__WHAT THE TASK REQUIRES__:
Without the images, write out the whole listing exactly.

__DATA SHOWN__:
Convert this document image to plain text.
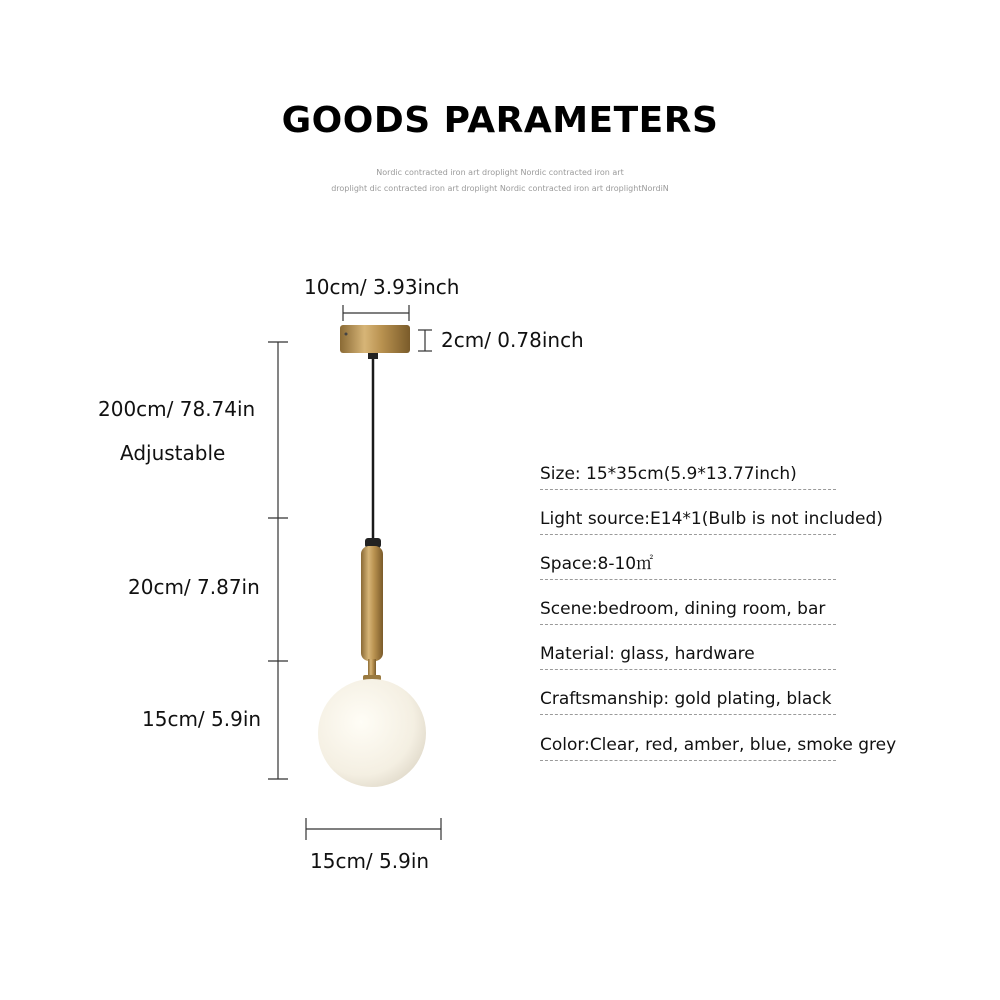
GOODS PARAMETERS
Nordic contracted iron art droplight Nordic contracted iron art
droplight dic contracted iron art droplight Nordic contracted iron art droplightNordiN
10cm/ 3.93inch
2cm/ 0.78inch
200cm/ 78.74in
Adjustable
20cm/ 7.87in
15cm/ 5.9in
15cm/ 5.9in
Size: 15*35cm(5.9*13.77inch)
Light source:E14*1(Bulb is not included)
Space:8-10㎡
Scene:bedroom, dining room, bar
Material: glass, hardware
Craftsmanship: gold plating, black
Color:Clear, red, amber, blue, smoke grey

__PROBLEM SOLUTION__:
Convert this document image to plain text.
GOODS PARAMETERS
Nordic contracted iron art droplight Nordic contracted iron art
droplight dic contracted iron art droplight Nordic contracted iron art droplightNordiN
10cm/ 3.93inch
2cm/ 0.78inch
200cm/ 78.74in
Adjustable
20cm/ 7.87in
15cm/ 5.9in
15cm/ 5.9in
Size: 15*35cm(5.9*13.77inch)
Light source:E14*1(Bulb is not included)
Space:8-10㎡
Scene:bedroom, dining room, bar
Material: glass, hardware
Craftsmanship: gold plating, black
Color:Clear, red, amber, blue, smoke grey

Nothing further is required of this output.